WHAT YOU ARE ASKED TO DO: Write the records below out again exactly as given, with no images.

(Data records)
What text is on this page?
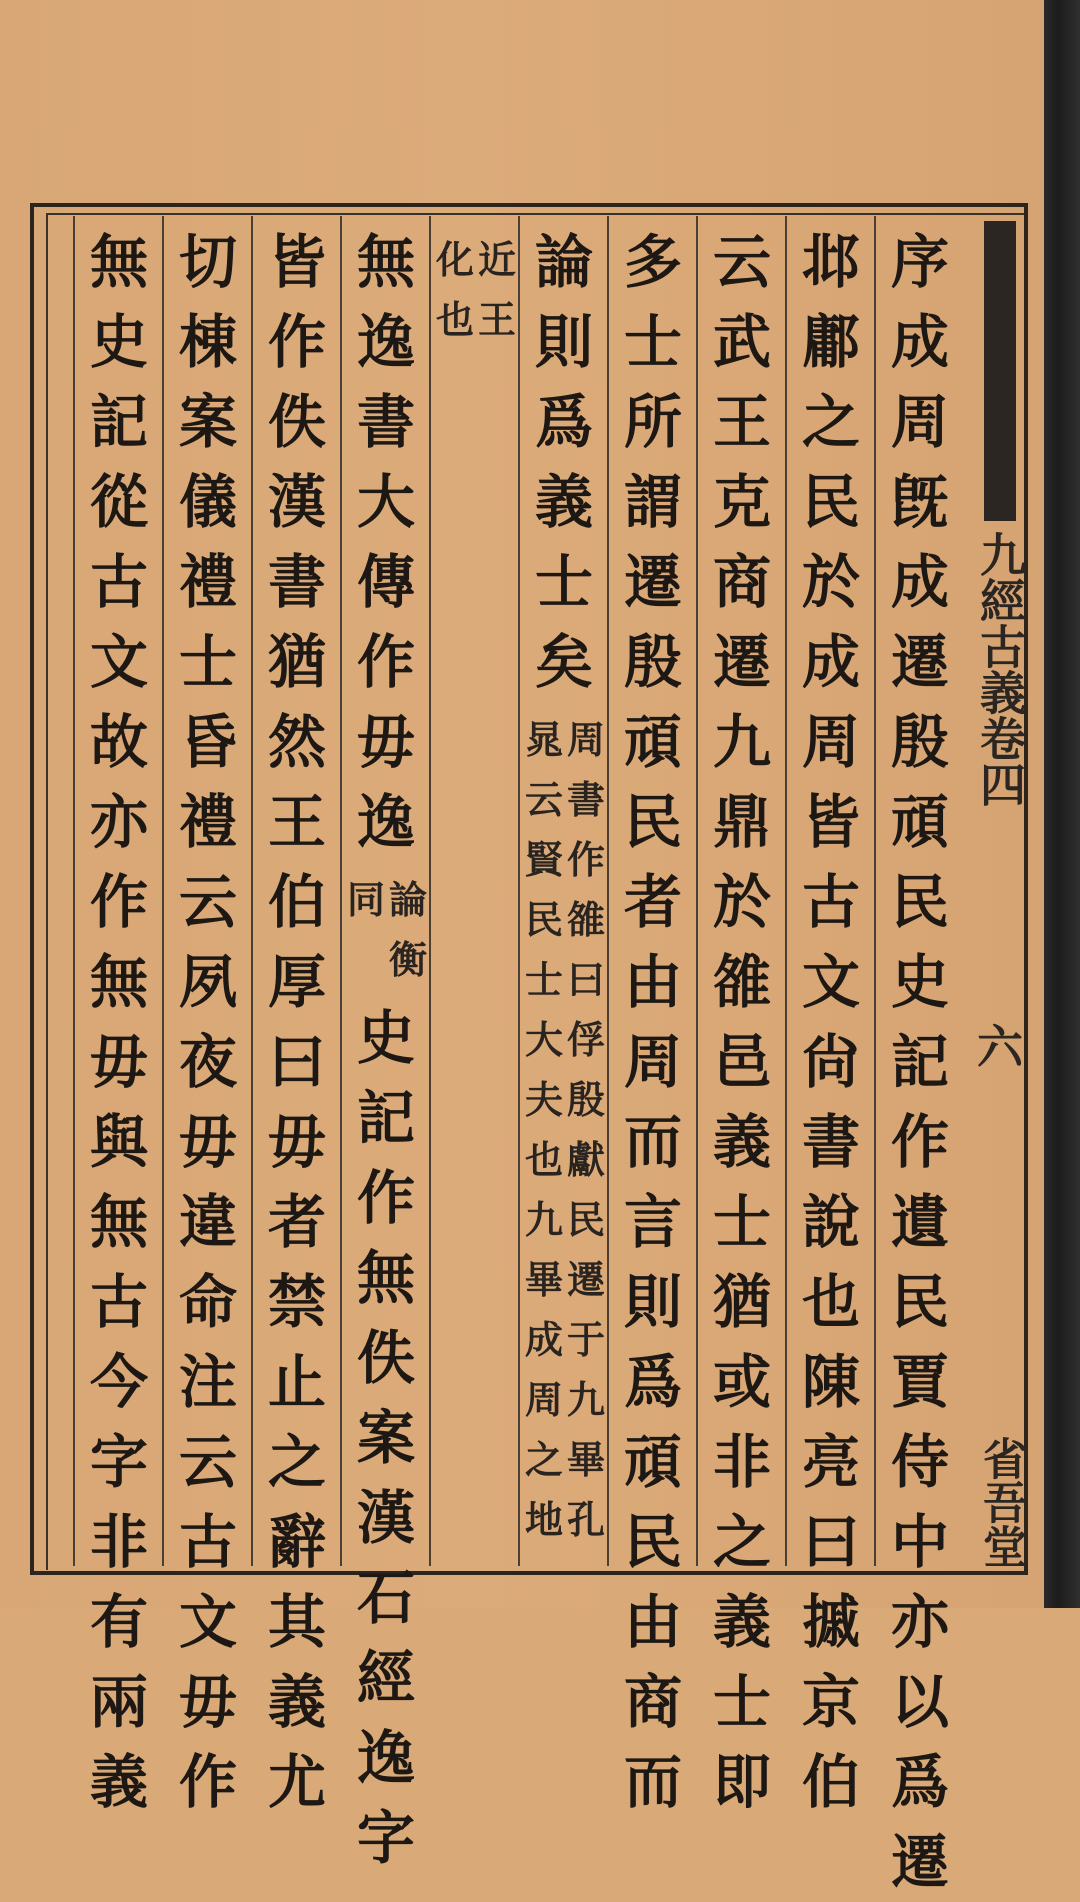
九經古義卷四
六
省吾堂
序
成
周
旣
成
遷
殷
頑
民
史
記
作
遺
民
賈
侍
中
亦
以
爲
遷
邶
鄘
之
民
於
成
周
皆
古
文
尙
書
說
也
陳
亮
曰
摵
京
伯
云
武
王
克
商
遷
九
鼎
於
雒
邑
義
士
猶
或
非
之
義
士
即
多
士
所
謂
遷
殷
頑
民
者
由
周
而
言
則
爲
頑
民
由
商
而
論
則
爲
義
士
矣
周
書
作
雒
曰
俘
殷
獻
民
遷
于
九
畢
孔
晁
云
賢
民
士
大
夫
也
九
畢
成
周
之
地
近
王
化
也
無
逸
書
大
傳
作
毋
逸
論
衡
同
史
記
作
無
佚
案
漢
石
經
逸
字
皆
作
佚
漢
書
猶
然
王
伯
厚
曰
毋
者
禁
止
之
辭
其
義
尤
切
棟
案
儀
禮
士
昏
禮
云
夙
夜
毋
違
命
注
云
古
文
毋
作
無
史
記
從
古
文
故
亦
作
無
毋
與
無
古
今
字
非
有
兩
義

RESPONSE FOR THIS EXERCISE:
What text is on this page?
九經古義卷四
六
省吾堂
序
成
周
旣
成
遷
殷
頑
民
史
記
作
遺
民
賈
侍
中
亦
以
爲
遷
邶
鄘
之
民
於
成
周
皆
古
文
尙
書
說
也
陳
亮
曰
摵
京
伯
云
武
王
克
商
遷
九
鼎
於
雒
邑
義
士
猶
或
非
之
義
士
即
多
士
所
謂
遷
殷
頑
民
者
由
周
而
言
則
爲
頑
民
由
商
而
論
則
爲
義
士
矣
周
書
作
雒
曰
俘
殷
獻
民
遷
于
九
畢
孔
晁
云
賢
民
士
大
夫
也
九
畢
成
周
之
地
近
王
化
也
無
逸
書
大
傳
作
毋
逸
論
衡
同
史
記
作
無
佚
案
漢
石
經
逸
字
皆
作
佚
漢
書
猶
然
王
伯
厚
曰
毋
者
禁
止
之
辭
其
義
尤
切
棟
案
儀
禮
士
昏
禮
云
夙
夜
毋
違
命
注
云
古
文
毋
作
無
史
記
從
古
文
故
亦
作
無
毋
與
無
古
今
字
非
有
兩
義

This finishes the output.